- TASK OBJECTIVE
Retype the listing below line for line, but only from the line with "Parse this screenshot: output" down to the line with "Convert this screenshot", inclusive. Pictures stay out.

- DATASET ENTRIES
— start —

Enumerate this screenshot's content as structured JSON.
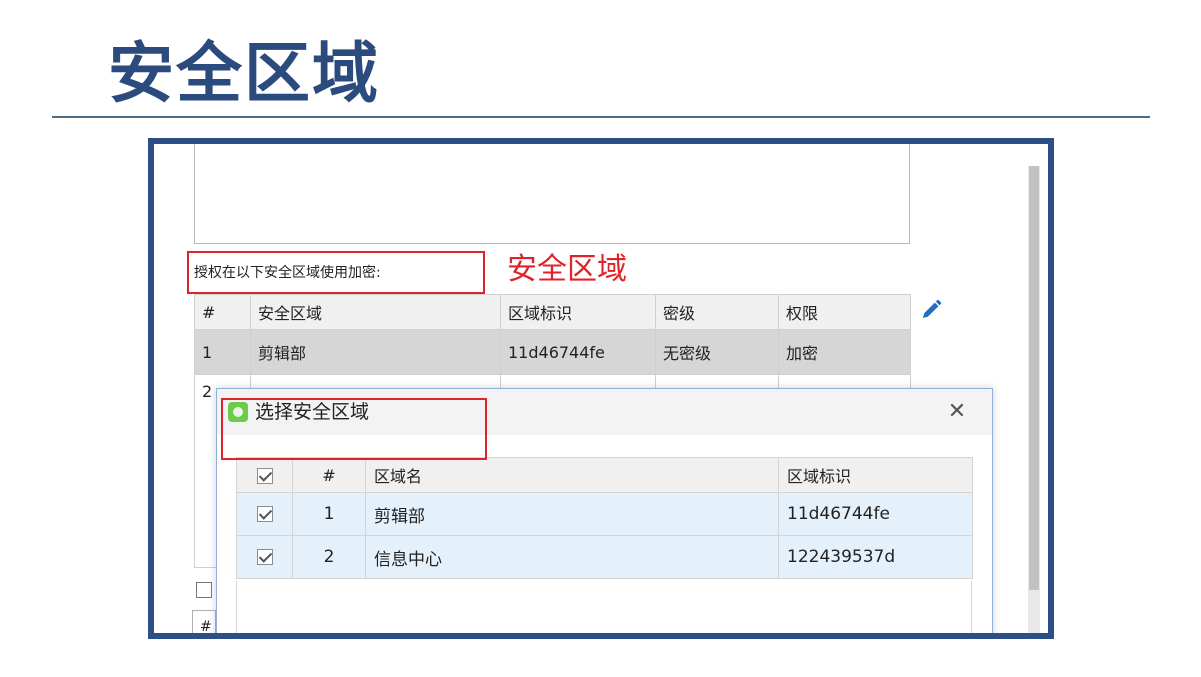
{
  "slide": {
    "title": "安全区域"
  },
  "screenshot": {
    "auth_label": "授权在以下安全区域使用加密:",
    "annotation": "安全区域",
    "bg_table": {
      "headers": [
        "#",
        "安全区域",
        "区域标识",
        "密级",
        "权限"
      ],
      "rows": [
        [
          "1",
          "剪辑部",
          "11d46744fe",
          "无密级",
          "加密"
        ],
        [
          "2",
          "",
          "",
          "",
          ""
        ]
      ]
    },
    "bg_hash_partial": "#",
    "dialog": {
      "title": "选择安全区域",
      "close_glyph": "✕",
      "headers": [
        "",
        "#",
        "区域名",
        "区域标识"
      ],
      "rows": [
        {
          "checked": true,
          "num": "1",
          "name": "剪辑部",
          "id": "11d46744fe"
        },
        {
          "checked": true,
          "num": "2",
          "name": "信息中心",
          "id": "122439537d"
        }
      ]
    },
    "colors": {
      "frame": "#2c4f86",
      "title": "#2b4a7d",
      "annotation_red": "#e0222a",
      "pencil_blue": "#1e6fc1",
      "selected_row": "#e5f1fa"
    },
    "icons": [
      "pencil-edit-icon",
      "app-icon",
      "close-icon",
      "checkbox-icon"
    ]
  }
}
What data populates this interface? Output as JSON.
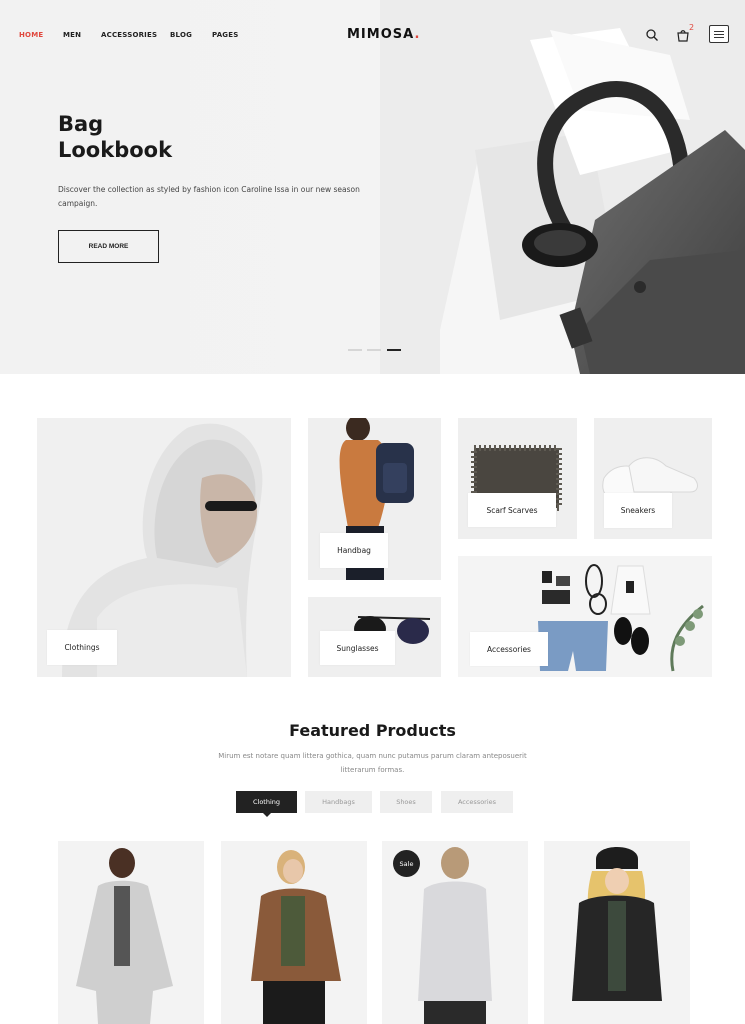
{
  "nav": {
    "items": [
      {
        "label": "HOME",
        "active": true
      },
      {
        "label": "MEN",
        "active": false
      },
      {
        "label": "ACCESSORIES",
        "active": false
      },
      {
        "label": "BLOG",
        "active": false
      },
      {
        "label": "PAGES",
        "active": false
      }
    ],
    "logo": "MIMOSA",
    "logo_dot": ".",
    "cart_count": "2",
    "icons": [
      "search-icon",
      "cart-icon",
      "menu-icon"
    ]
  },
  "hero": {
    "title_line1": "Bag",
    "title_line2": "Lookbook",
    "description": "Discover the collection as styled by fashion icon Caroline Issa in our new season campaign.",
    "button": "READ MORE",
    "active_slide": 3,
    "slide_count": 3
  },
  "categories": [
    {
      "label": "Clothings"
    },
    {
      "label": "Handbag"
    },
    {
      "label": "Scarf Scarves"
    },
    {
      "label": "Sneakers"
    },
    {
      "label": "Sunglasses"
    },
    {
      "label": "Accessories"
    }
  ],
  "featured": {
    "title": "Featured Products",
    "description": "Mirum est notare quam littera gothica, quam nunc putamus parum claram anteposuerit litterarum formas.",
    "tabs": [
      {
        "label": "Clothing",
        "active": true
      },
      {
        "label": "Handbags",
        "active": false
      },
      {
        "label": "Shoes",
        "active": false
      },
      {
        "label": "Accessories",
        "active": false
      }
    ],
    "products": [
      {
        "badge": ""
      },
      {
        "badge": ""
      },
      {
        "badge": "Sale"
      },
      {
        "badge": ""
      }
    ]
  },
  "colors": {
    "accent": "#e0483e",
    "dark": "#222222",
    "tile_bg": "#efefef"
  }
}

— end —
— start —

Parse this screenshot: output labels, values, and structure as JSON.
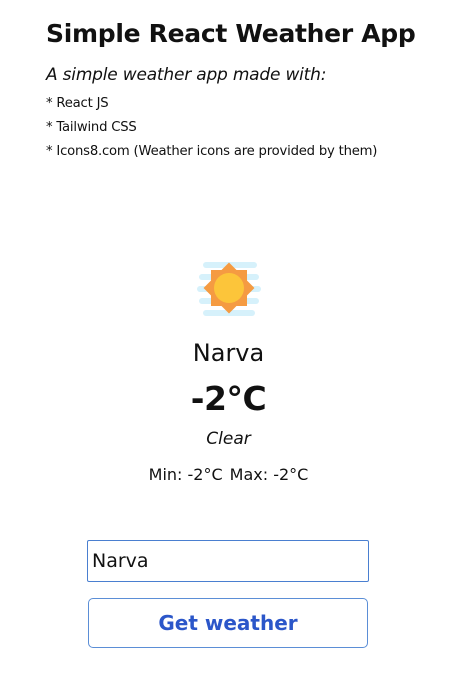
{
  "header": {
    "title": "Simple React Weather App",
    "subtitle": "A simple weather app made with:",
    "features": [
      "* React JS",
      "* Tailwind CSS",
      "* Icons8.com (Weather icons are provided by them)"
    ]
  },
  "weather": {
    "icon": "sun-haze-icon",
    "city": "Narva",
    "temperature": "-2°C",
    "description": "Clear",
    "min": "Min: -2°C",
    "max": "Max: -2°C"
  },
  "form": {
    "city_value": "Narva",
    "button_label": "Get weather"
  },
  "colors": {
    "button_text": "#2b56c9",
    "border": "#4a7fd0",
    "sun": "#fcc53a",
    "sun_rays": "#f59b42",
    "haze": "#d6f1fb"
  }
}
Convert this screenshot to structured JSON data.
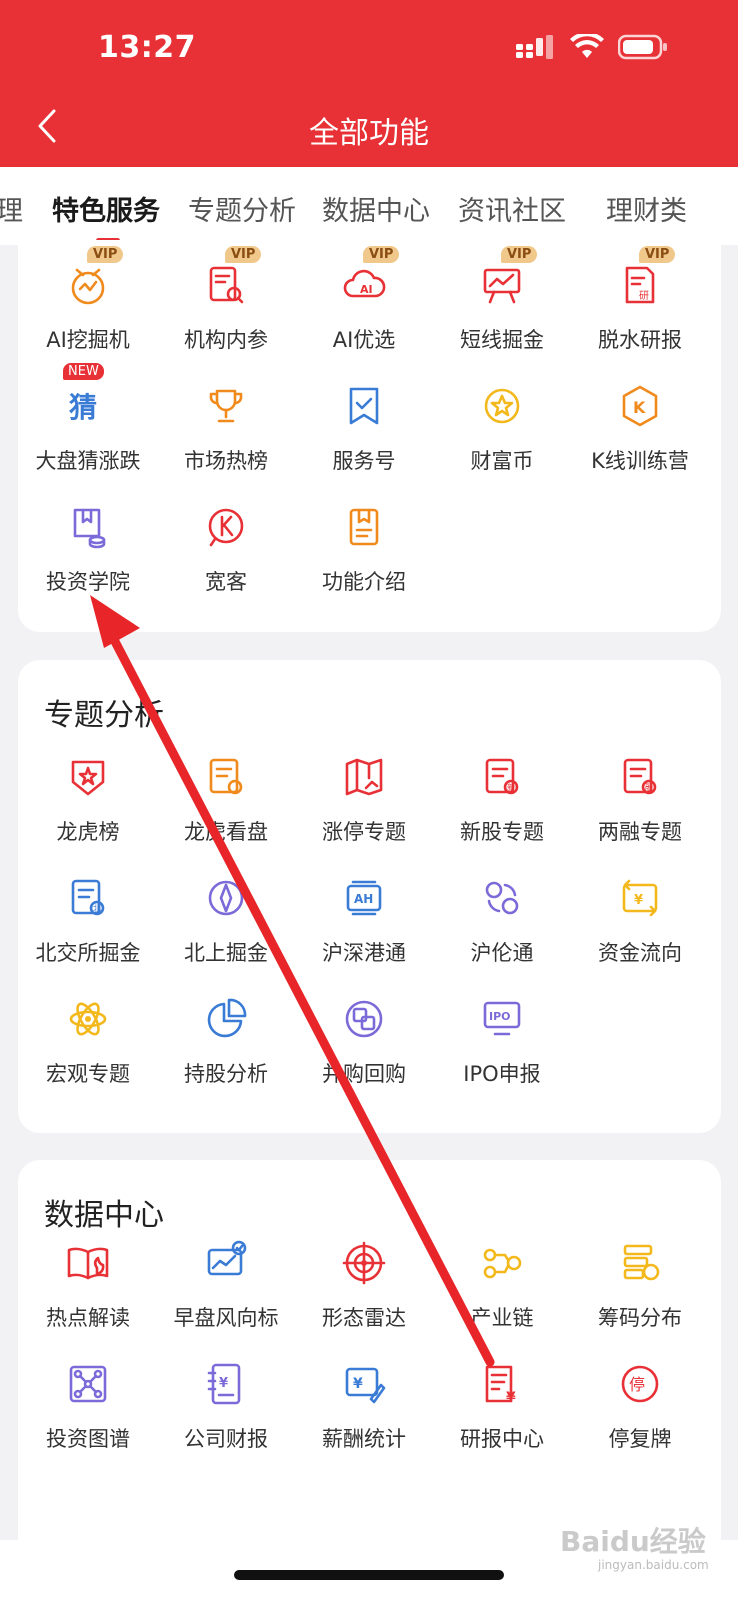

— end —

- SOLVED EXERCISE
Parse this screenshot: output labels, values, and structure as JSON.
{
  "header": {
    "title": "Simple React Weather App",
    "subtitle": "A simple weather app made with:",
    "features": [
      "* React JS",
      "* Tailwind CSS",
      "* Icons8.com (Weather icons are provided by them)"
    ]
  },
  "weather": {
    "icon": "sun-haze-icon",
    "city": "Narva",
    "temperature": "-2°C",
    "description": "Clear",
    "min": "Min: -2°C",
    "max": "Max: -2°C"
  },
  "form": {
    "city_value": "Narva",
    "button_label": "Get weather"
  },
  "colors": {
    "button_text": "#2b56c9",
    "border": "#4a7fd0",
    "sun": "#fcc53a",
    "sun_rays": "#f59b42",
    "haze": "#d6f1fb"
  }
}
Convert this screenshot to structured JSON data.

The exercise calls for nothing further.